Data entries:
::::

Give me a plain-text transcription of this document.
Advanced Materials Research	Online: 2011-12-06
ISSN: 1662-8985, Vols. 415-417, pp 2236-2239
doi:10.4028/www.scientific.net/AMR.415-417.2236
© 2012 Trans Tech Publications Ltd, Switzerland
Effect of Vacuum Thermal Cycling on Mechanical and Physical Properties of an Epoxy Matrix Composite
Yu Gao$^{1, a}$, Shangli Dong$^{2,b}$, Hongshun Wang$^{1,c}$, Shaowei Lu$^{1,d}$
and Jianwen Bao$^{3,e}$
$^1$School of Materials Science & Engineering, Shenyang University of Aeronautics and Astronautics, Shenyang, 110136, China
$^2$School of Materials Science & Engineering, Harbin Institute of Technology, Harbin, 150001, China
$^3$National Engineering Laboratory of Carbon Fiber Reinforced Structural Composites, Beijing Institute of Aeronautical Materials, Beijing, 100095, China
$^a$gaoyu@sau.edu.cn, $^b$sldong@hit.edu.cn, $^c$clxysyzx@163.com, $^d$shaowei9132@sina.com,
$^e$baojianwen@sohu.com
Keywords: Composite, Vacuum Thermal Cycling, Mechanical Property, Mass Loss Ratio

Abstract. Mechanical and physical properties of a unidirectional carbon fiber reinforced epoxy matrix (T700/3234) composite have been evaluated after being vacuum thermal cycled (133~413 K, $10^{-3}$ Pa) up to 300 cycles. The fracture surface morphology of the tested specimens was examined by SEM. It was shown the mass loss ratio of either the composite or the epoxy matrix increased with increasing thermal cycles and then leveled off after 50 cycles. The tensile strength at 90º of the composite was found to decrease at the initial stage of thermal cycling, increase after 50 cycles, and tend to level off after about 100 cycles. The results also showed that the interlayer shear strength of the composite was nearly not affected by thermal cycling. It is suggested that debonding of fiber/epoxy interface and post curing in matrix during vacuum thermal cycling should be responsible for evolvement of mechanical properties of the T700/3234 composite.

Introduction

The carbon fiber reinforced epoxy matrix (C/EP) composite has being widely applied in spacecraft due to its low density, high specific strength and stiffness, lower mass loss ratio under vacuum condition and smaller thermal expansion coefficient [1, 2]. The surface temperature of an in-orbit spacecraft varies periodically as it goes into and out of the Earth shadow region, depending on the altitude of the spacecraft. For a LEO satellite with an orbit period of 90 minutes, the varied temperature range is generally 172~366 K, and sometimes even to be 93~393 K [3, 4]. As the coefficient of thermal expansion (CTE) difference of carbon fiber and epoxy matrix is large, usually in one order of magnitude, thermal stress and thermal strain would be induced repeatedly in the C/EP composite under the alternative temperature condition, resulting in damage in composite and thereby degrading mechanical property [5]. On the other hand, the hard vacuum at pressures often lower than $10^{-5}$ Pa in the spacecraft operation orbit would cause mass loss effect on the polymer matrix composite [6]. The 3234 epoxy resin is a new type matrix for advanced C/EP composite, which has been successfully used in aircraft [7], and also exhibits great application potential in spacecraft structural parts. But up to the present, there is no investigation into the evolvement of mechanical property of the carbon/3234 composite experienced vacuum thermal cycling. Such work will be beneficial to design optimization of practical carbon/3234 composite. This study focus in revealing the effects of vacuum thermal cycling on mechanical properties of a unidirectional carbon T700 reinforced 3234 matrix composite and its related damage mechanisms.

::::

> **Work required**: Find and count the lines of the data that include the string "Engineering", and report that figure by itself.

> **Response for this exercise**: 3